» **To do**:
Each line containing the word "действий" should be found and copied.

(Recorded data)
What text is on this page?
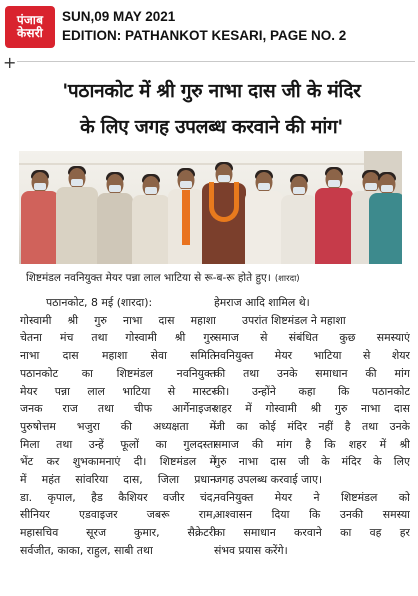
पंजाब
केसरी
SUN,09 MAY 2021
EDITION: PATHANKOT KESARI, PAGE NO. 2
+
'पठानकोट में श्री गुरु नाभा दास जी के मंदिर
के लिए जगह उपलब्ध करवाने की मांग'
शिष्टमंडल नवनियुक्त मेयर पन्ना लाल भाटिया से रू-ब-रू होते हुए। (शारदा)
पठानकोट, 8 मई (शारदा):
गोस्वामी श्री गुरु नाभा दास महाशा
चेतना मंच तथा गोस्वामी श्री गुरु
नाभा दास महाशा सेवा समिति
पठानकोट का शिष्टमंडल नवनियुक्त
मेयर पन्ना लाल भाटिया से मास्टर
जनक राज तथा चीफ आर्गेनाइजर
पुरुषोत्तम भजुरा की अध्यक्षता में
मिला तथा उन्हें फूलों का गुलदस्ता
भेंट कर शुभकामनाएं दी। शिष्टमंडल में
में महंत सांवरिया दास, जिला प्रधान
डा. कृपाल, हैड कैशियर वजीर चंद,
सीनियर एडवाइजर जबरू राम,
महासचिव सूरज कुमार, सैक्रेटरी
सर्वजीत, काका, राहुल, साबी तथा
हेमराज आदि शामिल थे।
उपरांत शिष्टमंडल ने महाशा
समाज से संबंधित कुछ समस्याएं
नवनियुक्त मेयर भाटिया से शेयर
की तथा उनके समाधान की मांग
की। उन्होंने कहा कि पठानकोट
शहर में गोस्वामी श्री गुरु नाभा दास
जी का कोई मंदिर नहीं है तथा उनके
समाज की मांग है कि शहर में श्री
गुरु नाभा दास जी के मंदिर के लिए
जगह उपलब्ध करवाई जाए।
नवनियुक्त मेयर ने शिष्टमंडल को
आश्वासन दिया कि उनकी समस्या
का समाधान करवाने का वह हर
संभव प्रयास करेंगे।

--

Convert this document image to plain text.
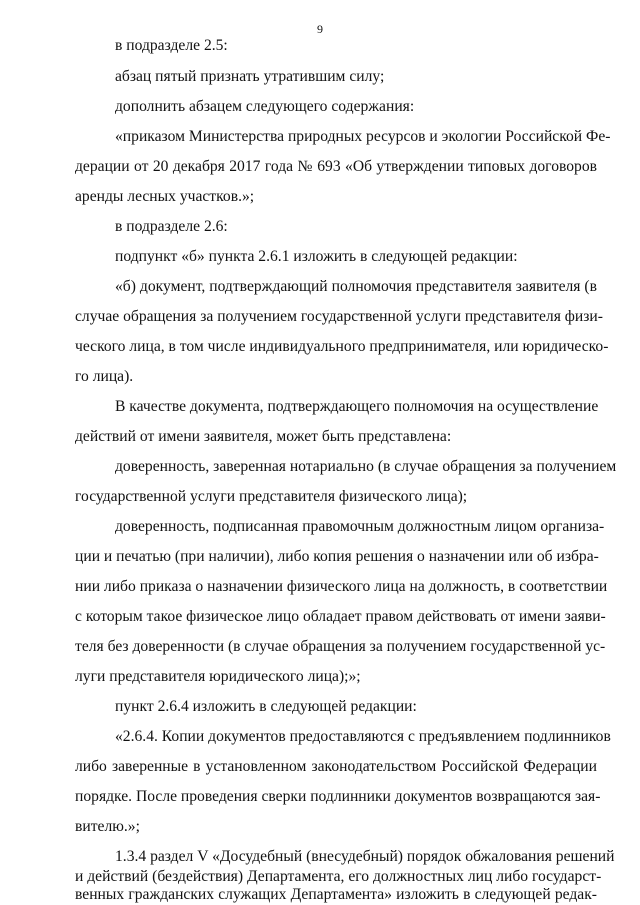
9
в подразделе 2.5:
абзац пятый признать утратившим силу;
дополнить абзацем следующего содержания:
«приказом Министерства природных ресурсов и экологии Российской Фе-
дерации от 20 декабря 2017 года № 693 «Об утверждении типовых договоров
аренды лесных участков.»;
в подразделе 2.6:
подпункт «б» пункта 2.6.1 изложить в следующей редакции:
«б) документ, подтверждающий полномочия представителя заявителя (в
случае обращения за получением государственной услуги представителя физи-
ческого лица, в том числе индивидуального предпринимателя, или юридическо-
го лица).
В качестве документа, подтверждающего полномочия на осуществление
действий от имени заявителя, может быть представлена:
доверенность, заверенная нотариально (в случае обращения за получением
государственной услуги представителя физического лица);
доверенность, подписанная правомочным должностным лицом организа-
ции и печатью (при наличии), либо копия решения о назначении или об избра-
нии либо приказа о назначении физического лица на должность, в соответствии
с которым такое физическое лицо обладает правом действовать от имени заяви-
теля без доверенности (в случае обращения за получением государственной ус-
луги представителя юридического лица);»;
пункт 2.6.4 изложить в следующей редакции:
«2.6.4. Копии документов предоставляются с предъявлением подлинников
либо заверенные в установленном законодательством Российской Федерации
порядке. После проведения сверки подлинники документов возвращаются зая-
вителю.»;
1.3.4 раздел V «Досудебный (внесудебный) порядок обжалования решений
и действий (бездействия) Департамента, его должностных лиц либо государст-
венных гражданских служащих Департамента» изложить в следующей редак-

* * *

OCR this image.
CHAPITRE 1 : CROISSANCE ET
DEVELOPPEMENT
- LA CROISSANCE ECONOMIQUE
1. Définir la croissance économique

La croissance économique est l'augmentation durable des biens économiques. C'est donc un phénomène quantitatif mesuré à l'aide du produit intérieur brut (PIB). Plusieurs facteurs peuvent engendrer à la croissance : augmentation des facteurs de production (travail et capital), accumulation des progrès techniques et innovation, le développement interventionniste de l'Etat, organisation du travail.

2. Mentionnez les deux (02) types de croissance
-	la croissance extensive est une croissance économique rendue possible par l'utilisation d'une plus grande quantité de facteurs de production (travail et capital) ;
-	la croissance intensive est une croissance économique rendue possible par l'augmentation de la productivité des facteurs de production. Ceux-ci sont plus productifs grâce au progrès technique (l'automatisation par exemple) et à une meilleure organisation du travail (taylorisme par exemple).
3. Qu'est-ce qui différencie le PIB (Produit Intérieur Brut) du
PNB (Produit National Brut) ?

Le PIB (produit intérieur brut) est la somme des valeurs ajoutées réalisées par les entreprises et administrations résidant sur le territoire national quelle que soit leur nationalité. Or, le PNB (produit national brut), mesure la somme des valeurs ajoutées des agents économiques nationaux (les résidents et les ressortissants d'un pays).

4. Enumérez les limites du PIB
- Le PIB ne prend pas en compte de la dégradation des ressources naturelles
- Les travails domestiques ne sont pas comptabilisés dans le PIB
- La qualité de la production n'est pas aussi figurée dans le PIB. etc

» **Exercise result**:
действий от имени заявителя, может быть представлена:
и действий (бездействия) Департамента, его должностных лиц либо государст-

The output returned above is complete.